> [Task brief]: Only lines holding the word "BaTiO₃" should be copied from the material.

> [Data extract]:

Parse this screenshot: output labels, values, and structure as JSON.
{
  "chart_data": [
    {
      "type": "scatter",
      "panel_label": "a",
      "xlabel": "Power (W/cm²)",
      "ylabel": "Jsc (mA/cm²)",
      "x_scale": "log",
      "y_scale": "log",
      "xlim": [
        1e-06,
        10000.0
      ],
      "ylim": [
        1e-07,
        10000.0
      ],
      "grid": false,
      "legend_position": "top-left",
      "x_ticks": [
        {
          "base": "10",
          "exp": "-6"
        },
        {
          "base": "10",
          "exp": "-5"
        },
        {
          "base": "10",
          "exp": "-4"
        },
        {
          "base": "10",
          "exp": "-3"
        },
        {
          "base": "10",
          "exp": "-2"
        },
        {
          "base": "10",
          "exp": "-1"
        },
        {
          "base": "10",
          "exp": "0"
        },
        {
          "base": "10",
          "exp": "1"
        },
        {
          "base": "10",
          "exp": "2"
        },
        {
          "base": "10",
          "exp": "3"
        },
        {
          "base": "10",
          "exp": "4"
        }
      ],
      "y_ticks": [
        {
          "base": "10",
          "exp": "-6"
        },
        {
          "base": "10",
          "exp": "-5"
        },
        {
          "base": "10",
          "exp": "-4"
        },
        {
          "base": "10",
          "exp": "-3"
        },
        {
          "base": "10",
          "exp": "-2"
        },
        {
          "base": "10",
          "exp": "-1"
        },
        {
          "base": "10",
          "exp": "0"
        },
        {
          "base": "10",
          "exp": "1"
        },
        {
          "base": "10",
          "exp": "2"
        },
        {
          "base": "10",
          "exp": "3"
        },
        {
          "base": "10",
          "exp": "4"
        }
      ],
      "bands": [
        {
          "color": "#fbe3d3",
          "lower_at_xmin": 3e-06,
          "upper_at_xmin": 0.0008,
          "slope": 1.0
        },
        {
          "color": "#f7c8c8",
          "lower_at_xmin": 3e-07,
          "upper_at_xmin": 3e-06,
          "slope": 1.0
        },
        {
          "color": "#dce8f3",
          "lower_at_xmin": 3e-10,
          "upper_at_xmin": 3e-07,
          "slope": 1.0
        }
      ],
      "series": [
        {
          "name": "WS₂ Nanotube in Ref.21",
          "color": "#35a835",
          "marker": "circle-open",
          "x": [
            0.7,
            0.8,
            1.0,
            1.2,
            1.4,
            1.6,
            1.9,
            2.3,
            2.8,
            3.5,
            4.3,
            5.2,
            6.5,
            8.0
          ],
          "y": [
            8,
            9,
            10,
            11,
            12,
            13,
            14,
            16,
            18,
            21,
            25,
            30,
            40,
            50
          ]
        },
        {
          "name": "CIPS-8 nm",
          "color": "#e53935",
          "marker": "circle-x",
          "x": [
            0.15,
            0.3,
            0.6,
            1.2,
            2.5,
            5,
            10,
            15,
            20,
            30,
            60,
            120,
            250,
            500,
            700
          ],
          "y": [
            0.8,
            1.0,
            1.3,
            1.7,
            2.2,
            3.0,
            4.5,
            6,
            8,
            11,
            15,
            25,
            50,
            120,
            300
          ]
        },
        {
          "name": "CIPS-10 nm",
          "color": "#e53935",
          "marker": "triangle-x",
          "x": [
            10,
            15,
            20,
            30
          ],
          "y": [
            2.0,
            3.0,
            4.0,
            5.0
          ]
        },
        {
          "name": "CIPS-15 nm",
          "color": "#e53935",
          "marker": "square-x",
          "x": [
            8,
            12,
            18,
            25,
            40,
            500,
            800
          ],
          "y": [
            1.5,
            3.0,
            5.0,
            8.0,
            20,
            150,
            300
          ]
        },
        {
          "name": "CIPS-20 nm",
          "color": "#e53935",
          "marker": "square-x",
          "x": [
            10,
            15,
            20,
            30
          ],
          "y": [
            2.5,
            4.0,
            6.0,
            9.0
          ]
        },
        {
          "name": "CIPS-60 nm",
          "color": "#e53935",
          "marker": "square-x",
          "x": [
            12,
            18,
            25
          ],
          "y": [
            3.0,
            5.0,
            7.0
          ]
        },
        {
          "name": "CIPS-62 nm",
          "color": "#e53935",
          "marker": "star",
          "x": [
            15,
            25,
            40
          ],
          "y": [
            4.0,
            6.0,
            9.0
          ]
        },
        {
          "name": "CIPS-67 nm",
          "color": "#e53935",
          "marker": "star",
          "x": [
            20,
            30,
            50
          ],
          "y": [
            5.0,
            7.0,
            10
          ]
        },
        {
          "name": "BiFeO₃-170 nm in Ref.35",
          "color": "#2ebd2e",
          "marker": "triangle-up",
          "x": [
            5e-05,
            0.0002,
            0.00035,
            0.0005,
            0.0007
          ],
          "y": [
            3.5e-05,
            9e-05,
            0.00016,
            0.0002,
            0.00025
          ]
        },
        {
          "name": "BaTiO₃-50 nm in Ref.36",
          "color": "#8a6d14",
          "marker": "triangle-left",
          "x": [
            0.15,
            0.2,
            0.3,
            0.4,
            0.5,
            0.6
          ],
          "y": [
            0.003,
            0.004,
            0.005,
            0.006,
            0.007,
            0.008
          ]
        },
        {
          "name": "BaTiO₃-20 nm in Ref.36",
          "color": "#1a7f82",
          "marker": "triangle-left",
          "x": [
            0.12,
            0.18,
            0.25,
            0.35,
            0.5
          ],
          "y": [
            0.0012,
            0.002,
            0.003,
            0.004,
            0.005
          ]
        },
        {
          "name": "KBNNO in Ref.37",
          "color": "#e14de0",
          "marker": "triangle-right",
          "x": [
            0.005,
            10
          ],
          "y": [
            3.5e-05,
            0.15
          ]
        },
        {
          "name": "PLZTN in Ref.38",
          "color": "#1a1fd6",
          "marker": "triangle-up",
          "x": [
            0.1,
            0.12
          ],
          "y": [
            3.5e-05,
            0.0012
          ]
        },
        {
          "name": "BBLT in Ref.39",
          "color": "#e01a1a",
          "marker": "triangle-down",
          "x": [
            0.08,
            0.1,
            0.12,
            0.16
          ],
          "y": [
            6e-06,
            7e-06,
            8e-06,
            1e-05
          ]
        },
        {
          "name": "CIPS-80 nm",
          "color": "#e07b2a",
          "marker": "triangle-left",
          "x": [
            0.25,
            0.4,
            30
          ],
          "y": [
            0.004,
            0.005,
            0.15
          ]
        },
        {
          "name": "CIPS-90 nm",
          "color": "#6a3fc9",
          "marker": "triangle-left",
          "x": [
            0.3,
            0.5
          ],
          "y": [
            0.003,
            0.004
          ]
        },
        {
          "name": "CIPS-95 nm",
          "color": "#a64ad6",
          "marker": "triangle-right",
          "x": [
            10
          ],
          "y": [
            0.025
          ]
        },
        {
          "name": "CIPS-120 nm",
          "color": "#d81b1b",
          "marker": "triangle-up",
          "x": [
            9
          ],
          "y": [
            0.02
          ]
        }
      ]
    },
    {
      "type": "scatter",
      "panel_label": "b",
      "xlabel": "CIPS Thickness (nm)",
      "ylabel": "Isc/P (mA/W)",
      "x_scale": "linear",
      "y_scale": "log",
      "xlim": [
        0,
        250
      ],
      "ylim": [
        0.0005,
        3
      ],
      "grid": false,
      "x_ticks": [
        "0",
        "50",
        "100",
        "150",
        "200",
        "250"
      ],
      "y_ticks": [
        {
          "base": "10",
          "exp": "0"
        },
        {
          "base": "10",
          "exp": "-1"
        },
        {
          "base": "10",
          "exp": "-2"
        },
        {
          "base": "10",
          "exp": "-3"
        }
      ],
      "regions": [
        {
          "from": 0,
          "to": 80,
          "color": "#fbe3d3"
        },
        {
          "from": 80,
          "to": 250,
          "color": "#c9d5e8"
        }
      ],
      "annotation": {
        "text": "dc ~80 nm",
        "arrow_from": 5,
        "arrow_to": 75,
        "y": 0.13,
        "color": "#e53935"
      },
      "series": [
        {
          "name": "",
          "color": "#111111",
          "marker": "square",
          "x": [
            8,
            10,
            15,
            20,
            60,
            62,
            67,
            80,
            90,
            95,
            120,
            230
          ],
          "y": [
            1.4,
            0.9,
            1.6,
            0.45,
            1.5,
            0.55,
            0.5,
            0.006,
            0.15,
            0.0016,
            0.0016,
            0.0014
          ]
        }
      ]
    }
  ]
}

> [Full output]:
          "name": "BaTiO₃-50 nm in Ref.36",
          "name": "BaTiO₃-20 nm in Ref.36",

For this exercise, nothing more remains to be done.